Data Hasil Ekstraksi
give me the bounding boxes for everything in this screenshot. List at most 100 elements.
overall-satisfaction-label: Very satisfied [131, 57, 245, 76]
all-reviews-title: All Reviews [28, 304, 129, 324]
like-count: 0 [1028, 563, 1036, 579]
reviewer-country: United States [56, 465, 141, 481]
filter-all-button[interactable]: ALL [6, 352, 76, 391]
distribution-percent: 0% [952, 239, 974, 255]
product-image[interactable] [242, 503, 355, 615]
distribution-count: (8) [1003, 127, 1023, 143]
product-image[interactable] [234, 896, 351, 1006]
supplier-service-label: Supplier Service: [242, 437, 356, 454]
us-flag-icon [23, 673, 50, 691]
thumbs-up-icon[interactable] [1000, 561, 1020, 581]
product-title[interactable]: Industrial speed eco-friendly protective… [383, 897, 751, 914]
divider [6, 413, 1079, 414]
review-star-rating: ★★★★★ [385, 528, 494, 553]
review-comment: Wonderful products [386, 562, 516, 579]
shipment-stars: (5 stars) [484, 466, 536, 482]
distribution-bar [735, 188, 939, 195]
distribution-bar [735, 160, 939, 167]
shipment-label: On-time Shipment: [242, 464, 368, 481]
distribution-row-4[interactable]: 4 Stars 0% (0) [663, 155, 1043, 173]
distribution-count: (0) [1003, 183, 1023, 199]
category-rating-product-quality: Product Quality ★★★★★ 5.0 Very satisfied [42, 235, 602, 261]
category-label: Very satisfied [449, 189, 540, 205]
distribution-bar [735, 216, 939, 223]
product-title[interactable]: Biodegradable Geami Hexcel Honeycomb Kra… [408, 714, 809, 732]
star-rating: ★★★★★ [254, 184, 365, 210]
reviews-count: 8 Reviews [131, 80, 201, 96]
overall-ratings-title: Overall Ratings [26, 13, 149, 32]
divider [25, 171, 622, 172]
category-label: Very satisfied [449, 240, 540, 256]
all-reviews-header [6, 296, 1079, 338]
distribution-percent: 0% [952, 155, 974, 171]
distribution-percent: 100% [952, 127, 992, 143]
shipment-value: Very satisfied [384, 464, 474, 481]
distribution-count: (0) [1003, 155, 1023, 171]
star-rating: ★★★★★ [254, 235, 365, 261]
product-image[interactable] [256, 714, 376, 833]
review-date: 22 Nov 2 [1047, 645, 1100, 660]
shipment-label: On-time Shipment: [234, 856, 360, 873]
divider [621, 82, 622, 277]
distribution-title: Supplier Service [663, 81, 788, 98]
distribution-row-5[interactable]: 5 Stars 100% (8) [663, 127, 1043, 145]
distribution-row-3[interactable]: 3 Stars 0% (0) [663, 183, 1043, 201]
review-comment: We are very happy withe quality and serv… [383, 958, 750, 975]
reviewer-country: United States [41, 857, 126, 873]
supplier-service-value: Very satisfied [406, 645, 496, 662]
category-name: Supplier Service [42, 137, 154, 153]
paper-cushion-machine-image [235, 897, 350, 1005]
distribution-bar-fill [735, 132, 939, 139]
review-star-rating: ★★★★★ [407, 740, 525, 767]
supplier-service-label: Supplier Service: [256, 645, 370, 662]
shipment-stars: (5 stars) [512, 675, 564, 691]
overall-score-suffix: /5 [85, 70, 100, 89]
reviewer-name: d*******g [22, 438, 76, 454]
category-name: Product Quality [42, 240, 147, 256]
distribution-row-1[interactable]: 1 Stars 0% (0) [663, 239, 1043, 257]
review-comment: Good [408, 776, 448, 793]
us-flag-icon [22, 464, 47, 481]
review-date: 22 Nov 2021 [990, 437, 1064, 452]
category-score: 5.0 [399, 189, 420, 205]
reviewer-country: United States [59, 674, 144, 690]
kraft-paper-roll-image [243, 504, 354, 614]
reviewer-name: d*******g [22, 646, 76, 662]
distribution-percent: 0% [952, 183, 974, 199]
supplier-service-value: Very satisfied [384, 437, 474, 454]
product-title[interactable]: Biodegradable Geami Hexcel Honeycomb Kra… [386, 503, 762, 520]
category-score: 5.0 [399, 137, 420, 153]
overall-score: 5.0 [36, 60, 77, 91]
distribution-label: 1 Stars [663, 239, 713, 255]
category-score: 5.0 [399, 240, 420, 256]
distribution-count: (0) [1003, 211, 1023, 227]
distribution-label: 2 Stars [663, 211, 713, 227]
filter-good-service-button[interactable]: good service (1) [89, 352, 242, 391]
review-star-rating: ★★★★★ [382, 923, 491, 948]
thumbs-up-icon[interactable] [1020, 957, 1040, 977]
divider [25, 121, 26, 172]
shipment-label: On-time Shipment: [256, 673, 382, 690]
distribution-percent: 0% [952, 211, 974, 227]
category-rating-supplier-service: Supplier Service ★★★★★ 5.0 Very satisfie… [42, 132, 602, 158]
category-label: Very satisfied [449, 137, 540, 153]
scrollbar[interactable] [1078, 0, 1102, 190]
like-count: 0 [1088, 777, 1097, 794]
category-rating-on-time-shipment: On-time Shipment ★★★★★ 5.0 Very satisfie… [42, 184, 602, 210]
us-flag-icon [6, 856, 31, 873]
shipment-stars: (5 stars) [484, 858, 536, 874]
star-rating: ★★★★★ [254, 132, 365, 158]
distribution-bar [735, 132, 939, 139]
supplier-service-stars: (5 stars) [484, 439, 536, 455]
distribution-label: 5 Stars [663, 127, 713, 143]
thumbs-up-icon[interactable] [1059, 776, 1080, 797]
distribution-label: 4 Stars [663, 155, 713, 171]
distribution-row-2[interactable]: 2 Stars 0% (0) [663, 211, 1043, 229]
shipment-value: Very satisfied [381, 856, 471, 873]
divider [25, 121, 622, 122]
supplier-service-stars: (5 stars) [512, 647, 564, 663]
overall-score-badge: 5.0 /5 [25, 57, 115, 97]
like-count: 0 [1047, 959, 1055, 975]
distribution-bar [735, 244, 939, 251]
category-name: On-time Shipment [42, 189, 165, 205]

Tugas
Bisakah Anda menyalin ulang setiap baris dari semua item di atas tanpa mengubah satu karakter pun?

Hasil Latihan
give me the bounding boxes for everything in this screenshot. List at most 100 elements.
overall-satisfaction-label: Very satisfied [131, 57, 245, 76]
all-reviews-title: All Reviews [28, 304, 129, 324]
like-count: 0 [1028, 563, 1036, 579]
reviewer-country: United States [56, 465, 141, 481]
filter-all-button[interactable]: ALL [6, 352, 76, 391]
distribution-percent: 0% [952, 239, 974, 255]
product-image[interactable] [242, 503, 355, 615]
distribution-count: (8) [1003, 127, 1023, 143]
product-image[interactable] [234, 896, 351, 1006]
supplier-service-label: Supplier Service: [242, 437, 356, 454]
us-flag-icon [23, 673, 50, 691]
thumbs-up-icon[interactable] [1000, 561, 1020, 581]
product-title[interactable]: Industrial speed eco-friendly protective… [383, 897, 751, 914]
divider [6, 413, 1079, 414]
review-star-rating: ★★★★★ [385, 528, 494, 553]
review-comment: Wonderful products [386, 562, 516, 579]
shipment-stars: (5 stars) [484, 466, 536, 482]
distribution-bar [735, 188, 939, 195]
distribution-bar [735, 160, 939, 167]
shipment-label: On-time Shipment: [242, 464, 368, 481]
distribution-row-4[interactable]: 4 Stars 0% (0) [663, 155, 1043, 173]
distribution-count: (0) [1003, 183, 1023, 199]
category-rating-product-quality: Product Quality ★★★★★ 5.0 Very satisfied [42, 235, 602, 261]
category-label: Very satisfied [449, 189, 540, 205]
distribution-bar [735, 216, 939, 223]
product-title[interactable]: Biodegradable Geami Hexcel Honeycomb Kra… [408, 714, 809, 732]
star-rating: ★★★★★ [254, 184, 365, 210]
reviews-count: 8 Reviews [131, 80, 201, 96]
overall-ratings-title: Overall Ratings [26, 13, 149, 32]
divider [25, 171, 622, 172]
category-label: Very satisfied [449, 240, 540, 256]
all-reviews-header [6, 296, 1079, 338]
distribution-percent: 0% [952, 155, 974, 171]
distribution-percent: 100% [952, 127, 992, 143]
shipment-value: Very satisfied [384, 464, 474, 481]
distribution-count: (0) [1003, 155, 1023, 171]
star-rating: ★★★★★ [254, 235, 365, 261]
product-image[interactable] [256, 714, 376, 833]
review-date: 22 Nov 2 [1047, 645, 1100, 660]
shipment-label: On-time Shipment: [234, 856, 360, 873]
divider [621, 82, 622, 277]
distribution-title: Supplier Service [663, 81, 788, 98]
distribution-row-5[interactable]: 5 Stars 100% (8) [663, 127, 1043, 145]
distribution-row-3[interactable]: 3 Stars 0% (0) [663, 183, 1043, 201]
review-comment: We are very happy withe quality and serv… [383, 958, 750, 975]
reviewer-country: United States [41, 857, 126, 873]
supplier-service-value: Very satisfied [406, 645, 496, 662]
category-name: Supplier Service [42, 137, 154, 153]
paper-cushion-machine-image [235, 897, 350, 1005]
distribution-bar-fill [735, 132, 939, 139]
review-star-rating: ★★★★★ [407, 740, 525, 767]
supplier-service-label: Supplier Service: [256, 645, 370, 662]
shipment-stars: (5 stars) [512, 675, 564, 691]
overall-score-suffix: /5 [85, 70, 100, 89]
reviewer-name: d*******g [22, 438, 76, 454]
category-name: Product Quality [42, 240, 147, 256]
distribution-row-1[interactable]: 1 Stars 0% (0) [663, 239, 1043, 257]
review-comment: Good [408, 776, 448, 793]
us-flag-icon [22, 464, 47, 481]
review-date: 22 Nov 2021 [990, 437, 1064, 452]
category-score: 5.0 [399, 189, 420, 205]
reviewer-country: United States [59, 674, 144, 690]
kraft-paper-roll-image [243, 504, 354, 614]
reviewer-name: d*******g [22, 646, 76, 662]
distribution-percent: 0% [952, 183, 974, 199]
supplier-service-value: Very satisfied [384, 437, 474, 454]
product-title[interactable]: Biodegradable Geami Hexcel Honeycomb Kra… [386, 503, 762, 520]
category-score: 5.0 [399, 137, 420, 153]
overall-score: 5.0 [36, 60, 77, 91]
distribution-label: 1 Stars [663, 239, 713, 255]
category-score: 5.0 [399, 240, 420, 256]
distribution-count: (0) [1003, 211, 1023, 227]
distribution-label: 2 Stars [663, 211, 713, 227]
filter-good-service-button[interactable]: good service (1) [89, 352, 242, 391]
review-star-rating: ★★★★★ [382, 923, 491, 948]
thumbs-up-icon[interactable] [1020, 957, 1040, 977]
divider [25, 121, 26, 172]
shipment-label: On-time Shipment: [256, 673, 382, 690]
distribution-percent: 0% [952, 211, 974, 227]
category-rating-supplier-service: Supplier Service ★★★★★ 5.0 Very satisfie… [42, 132, 602, 158]
category-label: Very satisfied [449, 137, 540, 153]
scrollbar[interactable] [1078, 0, 1102, 190]
like-count: 0 [1088, 777, 1097, 794]
category-rating-on-time-shipment: On-time Shipment ★★★★★ 5.0 Very satisfie… [42, 184, 602, 210]
us-flag-icon [6, 856, 31, 873]
shipment-stars: (5 stars) [484, 858, 536, 874]
star-rating: ★★★★★ [254, 132, 365, 158]
distribution-bar [735, 132, 939, 139]
supplier-service-stars: (5 stars) [484, 439, 536, 455]
distribution-label: 5 Stars [663, 127, 713, 143]
thumbs-up-icon[interactable] [1059, 776, 1080, 797]
distribution-label: 4 Stars [663, 155, 713, 171]
distribution-row-2[interactable]: 2 Stars 0% (0) [663, 211, 1043, 229]
shipment-value: Very satisfied [381, 856, 471, 873]
divider [25, 121, 622, 122]
supplier-service-stars: (5 stars) [512, 647, 564, 663]
overall-score-badge: 5.0 /5 [25, 57, 115, 97]
like-count: 0 [1047, 959, 1055, 975]
distribution-bar [735, 244, 939, 251]
category-name: On-time Shipment [42, 189, 165, 205]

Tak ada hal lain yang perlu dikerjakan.